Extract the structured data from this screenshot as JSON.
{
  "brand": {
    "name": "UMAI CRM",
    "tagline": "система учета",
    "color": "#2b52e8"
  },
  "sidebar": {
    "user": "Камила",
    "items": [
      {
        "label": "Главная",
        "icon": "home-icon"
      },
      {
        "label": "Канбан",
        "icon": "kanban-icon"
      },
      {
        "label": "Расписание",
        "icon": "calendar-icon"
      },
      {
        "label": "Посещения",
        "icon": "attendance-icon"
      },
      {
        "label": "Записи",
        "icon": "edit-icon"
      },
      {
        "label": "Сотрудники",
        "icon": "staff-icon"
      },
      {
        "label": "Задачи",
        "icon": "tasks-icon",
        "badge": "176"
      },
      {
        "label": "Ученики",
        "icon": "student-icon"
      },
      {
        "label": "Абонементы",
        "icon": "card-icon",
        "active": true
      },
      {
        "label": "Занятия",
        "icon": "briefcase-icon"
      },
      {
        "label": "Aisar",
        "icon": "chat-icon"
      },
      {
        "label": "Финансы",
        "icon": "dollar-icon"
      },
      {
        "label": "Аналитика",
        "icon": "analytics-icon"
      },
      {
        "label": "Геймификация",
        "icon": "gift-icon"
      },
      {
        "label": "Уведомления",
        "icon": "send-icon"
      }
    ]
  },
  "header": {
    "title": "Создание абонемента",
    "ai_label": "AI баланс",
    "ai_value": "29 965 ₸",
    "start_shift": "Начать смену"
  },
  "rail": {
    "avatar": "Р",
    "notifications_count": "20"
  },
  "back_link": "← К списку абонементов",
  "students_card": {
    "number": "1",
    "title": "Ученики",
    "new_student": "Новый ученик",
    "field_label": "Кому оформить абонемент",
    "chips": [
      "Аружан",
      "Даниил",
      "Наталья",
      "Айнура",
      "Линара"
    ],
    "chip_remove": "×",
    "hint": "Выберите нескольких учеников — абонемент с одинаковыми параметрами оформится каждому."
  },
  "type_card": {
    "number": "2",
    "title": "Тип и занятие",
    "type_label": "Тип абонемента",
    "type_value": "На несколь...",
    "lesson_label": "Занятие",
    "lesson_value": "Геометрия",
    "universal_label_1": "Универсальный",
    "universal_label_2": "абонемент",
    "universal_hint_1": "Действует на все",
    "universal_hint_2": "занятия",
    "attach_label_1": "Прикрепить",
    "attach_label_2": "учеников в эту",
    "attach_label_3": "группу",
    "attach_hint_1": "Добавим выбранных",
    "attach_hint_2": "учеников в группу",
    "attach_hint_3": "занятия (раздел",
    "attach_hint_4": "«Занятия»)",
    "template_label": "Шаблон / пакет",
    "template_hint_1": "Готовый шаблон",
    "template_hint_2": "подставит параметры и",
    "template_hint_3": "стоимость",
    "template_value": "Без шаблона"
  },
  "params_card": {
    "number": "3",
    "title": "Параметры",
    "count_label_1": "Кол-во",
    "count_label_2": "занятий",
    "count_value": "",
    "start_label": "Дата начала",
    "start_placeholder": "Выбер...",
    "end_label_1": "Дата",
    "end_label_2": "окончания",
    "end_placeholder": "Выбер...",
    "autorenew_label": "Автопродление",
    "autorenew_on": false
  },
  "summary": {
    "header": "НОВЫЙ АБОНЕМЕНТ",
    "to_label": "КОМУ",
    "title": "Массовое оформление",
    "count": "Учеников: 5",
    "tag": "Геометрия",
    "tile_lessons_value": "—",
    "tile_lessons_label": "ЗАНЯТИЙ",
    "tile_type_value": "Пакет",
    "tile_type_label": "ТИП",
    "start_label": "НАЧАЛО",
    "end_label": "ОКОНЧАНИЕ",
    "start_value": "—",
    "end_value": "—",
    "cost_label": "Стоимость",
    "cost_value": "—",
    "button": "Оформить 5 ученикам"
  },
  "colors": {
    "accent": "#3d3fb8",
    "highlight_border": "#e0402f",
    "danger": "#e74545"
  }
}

Task to carry out =
Reproduce the entries above in full by retyping them exactly.

Response to the exercise =
Extract the structured data from this screenshot as JSON.
{
  "brand": {
    "name": "UMAI CRM",
    "tagline": "система учета",
    "color": "#2b52e8"
  },
  "sidebar": {
    "user": "Камила",
    "items": [
      {
        "label": "Главная",
        "icon": "home-icon"
      },
      {
        "label": "Канбан",
        "icon": "kanban-icon"
      },
      {
        "label": "Расписание",
        "icon": "calendar-icon"
      },
      {
        "label": "Посещения",
        "icon": "attendance-icon"
      },
      {
        "label": "Записи",
        "icon": "edit-icon"
      },
      {
        "label": "Сотрудники",
        "icon": "staff-icon"
      },
      {
        "label": "Задачи",
        "icon": "tasks-icon",
        "badge": "176"
      },
      {
        "label": "Ученики",
        "icon": "student-icon"
      },
      {
        "label": "Абонементы",
        "icon": "card-icon",
        "active": true
      },
      {
        "label": "Занятия",
        "icon": "briefcase-icon"
      },
      {
        "label": "Aisar",
        "icon": "chat-icon"
      },
      {
        "label": "Финансы",
        "icon": "dollar-icon"
      },
      {
        "label": "Аналитика",
        "icon": "analytics-icon"
      },
      {
        "label": "Геймификация",
        "icon": "gift-icon"
      },
      {
        "label": "Уведомления",
        "icon": "send-icon"
      }
    ]
  },
  "header": {
    "title": "Создание абонемента",
    "ai_label": "AI баланс",
    "ai_value": "29 965 ₸",
    "start_shift": "Начать смену"
  },
  "rail": {
    "avatar": "Р",
    "notifications_count": "20"
  },
  "back_link": "← К списку абонементов",
  "students_card": {
    "number": "1",
    "title": "Ученики",
    "new_student": "Новый ученик",
    "field_label": "Кому оформить абонемент",
    "chips": [
      "Аружан",
      "Даниил",
      "Наталья",
      "Айнура",
      "Линара"
    ],
    "chip_remove": "×",
    "hint": "Выберите нескольких учеников — абонемент с одинаковыми параметрами оформится каждому."
  },
  "type_card": {
    "number": "2",
    "title": "Тип и занятие",
    "type_label": "Тип абонемента",
    "type_value": "На несколь...",
    "lesson_label": "Занятие",
    "lesson_value": "Геометрия",
    "universal_label_1": "Универсальный",
    "universal_label_2": "абонемент",
    "universal_hint_1": "Действует на все",
    "universal_hint_2": "занятия",
    "attach_label_1": "Прикрепить",
    "attach_label_2": "учеников в эту",
    "attach_label_3": "группу",
    "attach_hint_1": "Добавим выбранных",
    "attach_hint_2": "учеников в группу",
    "attach_hint_3": "занятия (раздел",
    "attach_hint_4": "«Занятия»)",
    "template_label": "Шаблон / пакет",
    "template_hint_1": "Готовый шаблон",
    "template_hint_2": "подставит параметры и",
    "template_hint_3": "стоимость",
    "template_value": "Без шаблона"
  },
  "params_card": {
    "number": "3",
    "title": "Параметры",
    "count_label_1": "Кол-во",
    "count_label_2": "занятий",
    "count_value": "",
    "start_label": "Дата начала",
    "start_placeholder": "Выбер...",
    "end_label_1": "Дата",
    "end_label_2": "окончания",
    "end_placeholder": "Выбер...",
    "autorenew_label": "Автопродление",
    "autorenew_on": false
  },
  "summary": {
    "header": "НОВЫЙ АБОНЕМЕНТ",
    "to_label": "КОМУ",
    "title": "Массовое оформление",
    "count": "Учеников: 5",
    "tag": "Геометрия",
    "tile_lessons_value": "—",
    "tile_lessons_label": "ЗАНЯТИЙ",
    "tile_type_value": "Пакет",
    "tile_type_label": "ТИП",
    "start_label": "НАЧАЛО",
    "end_label": "ОКОНЧАНИЕ",
    "start_value": "—",
    "end_value": "—",
    "cost_label": "Стоимость",
    "cost_value": "—",
    "button": "Оформить 5 ученикам"
  },
  "colors": {
    "accent": "#3d3fb8",
    "highlight_border": "#e0402f",
    "danger": "#e74545"
  }
}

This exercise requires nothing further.